# Problem details
Gather up all lines that carry the word "JSON".
>> BEGIN Records to process
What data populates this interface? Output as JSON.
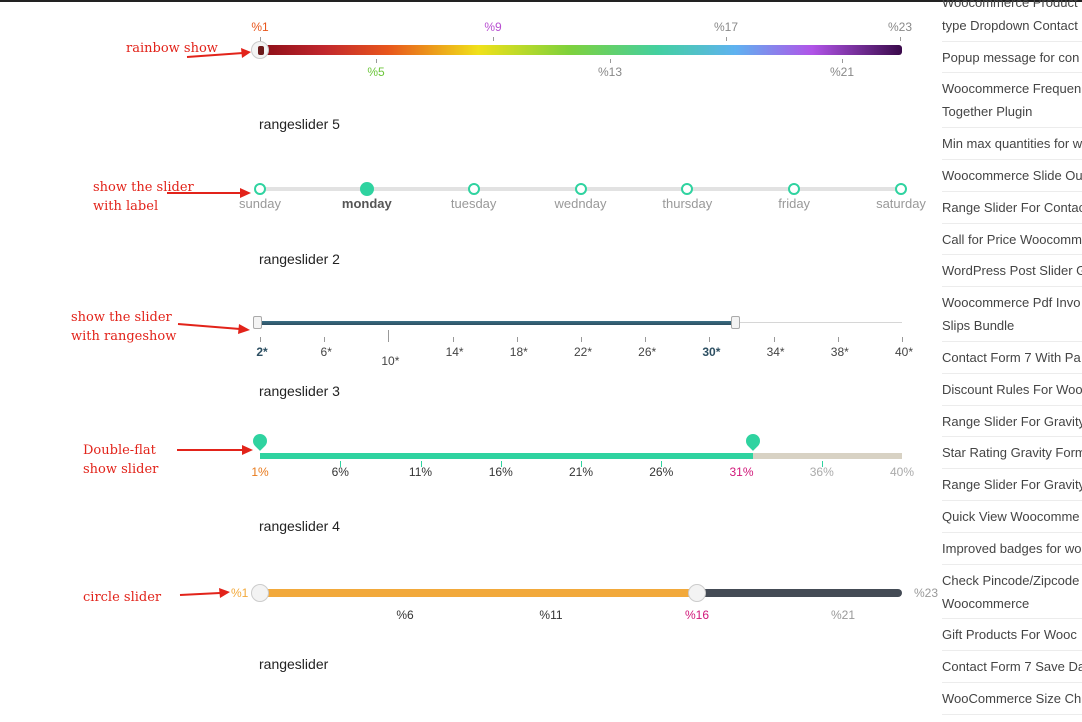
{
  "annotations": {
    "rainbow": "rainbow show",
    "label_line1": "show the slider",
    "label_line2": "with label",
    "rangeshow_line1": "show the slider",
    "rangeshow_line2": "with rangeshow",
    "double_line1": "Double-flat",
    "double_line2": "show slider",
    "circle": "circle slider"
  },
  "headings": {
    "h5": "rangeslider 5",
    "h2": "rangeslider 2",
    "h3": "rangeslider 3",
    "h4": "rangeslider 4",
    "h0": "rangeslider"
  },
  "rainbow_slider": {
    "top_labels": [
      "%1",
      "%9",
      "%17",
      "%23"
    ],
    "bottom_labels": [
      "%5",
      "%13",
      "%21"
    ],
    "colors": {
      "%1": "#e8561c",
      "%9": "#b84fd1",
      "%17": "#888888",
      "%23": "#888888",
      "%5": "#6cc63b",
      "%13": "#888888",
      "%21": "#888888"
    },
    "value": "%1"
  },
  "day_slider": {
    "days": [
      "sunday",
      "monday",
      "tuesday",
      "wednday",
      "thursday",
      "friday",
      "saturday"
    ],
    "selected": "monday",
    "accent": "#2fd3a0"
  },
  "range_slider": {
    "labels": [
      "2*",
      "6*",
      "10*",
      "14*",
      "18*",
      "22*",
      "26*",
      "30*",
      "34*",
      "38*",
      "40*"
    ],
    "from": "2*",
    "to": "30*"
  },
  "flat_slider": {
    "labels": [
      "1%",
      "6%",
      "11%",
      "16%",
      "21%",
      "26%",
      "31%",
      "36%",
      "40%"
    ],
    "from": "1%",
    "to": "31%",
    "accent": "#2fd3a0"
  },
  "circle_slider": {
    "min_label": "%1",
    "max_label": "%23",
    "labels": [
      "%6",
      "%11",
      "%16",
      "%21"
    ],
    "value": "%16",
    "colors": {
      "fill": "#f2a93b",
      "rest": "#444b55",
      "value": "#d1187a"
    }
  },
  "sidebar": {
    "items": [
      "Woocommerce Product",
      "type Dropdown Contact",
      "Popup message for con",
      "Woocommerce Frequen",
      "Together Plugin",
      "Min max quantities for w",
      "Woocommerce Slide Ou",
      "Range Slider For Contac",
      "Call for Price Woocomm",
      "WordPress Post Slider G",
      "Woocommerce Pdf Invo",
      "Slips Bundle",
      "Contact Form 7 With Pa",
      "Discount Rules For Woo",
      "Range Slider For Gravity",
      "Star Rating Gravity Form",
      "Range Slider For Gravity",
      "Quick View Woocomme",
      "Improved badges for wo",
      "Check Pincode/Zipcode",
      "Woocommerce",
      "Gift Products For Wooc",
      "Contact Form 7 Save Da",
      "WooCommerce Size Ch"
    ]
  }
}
>> END Records to process
>> BEGIN Records to process
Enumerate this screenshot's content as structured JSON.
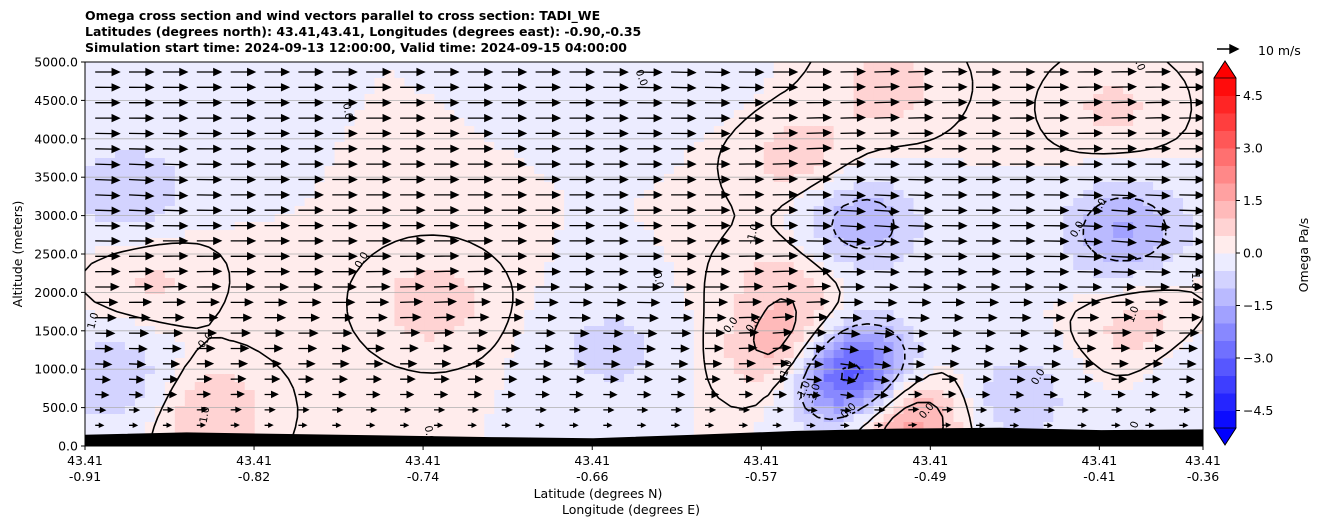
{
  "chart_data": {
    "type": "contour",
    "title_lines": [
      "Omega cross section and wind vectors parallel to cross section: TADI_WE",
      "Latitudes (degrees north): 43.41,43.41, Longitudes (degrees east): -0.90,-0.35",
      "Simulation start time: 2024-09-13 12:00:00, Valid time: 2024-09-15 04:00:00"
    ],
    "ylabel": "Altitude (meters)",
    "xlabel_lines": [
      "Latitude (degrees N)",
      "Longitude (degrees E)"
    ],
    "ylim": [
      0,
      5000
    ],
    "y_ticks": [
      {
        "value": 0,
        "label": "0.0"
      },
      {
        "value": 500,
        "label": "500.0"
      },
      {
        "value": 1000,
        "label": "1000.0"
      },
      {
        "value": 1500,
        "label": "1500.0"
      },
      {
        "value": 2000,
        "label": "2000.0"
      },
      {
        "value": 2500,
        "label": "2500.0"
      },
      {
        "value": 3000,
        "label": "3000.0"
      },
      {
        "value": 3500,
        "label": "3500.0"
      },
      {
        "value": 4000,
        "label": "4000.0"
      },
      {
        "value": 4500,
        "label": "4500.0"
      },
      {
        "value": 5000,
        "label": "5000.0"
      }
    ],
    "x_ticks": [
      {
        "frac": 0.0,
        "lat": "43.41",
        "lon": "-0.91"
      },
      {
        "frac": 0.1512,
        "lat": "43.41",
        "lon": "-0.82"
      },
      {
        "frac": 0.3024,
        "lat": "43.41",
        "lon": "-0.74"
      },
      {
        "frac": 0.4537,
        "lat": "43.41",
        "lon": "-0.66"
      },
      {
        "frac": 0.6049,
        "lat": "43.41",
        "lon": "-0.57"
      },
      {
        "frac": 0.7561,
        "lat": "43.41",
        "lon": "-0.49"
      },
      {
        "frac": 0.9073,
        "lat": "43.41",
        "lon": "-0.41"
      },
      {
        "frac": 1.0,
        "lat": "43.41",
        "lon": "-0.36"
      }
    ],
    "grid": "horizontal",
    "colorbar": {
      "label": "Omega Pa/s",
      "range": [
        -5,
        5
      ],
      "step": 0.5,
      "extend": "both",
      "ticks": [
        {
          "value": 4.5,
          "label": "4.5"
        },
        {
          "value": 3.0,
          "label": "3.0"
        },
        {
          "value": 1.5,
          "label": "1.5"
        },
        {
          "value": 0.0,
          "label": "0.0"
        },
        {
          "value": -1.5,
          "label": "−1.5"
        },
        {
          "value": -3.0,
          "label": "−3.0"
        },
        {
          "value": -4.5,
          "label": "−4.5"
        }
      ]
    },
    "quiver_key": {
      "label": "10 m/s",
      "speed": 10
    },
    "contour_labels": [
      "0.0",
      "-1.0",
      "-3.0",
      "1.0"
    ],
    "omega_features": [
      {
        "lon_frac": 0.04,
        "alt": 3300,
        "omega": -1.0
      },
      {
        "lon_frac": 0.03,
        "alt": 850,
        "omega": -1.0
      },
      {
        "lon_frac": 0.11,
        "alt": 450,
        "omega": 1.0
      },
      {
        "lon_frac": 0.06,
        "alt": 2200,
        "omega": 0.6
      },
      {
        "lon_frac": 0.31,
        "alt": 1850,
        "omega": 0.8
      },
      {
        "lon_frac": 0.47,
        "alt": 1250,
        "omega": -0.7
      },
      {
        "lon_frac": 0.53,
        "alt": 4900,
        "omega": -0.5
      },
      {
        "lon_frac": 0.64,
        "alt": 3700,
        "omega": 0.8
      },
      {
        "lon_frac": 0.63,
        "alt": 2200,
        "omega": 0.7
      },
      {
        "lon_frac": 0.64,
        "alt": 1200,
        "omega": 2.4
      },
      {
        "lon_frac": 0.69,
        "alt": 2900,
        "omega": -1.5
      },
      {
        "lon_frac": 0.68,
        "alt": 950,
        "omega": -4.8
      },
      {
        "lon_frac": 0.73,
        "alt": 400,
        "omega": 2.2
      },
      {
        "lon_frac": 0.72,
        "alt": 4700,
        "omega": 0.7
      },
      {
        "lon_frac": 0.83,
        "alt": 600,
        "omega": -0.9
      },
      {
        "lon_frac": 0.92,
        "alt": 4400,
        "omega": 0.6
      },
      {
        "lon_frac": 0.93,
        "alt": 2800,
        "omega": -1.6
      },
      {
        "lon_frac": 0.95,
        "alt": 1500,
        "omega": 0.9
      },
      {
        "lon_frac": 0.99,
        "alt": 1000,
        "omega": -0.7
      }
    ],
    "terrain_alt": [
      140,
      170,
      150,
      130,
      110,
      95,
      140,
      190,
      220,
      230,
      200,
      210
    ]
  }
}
>> END Records to process
# The solution
What data populates this interface? Output as JSON.
Enumerate this screenshot's content as structured JSON.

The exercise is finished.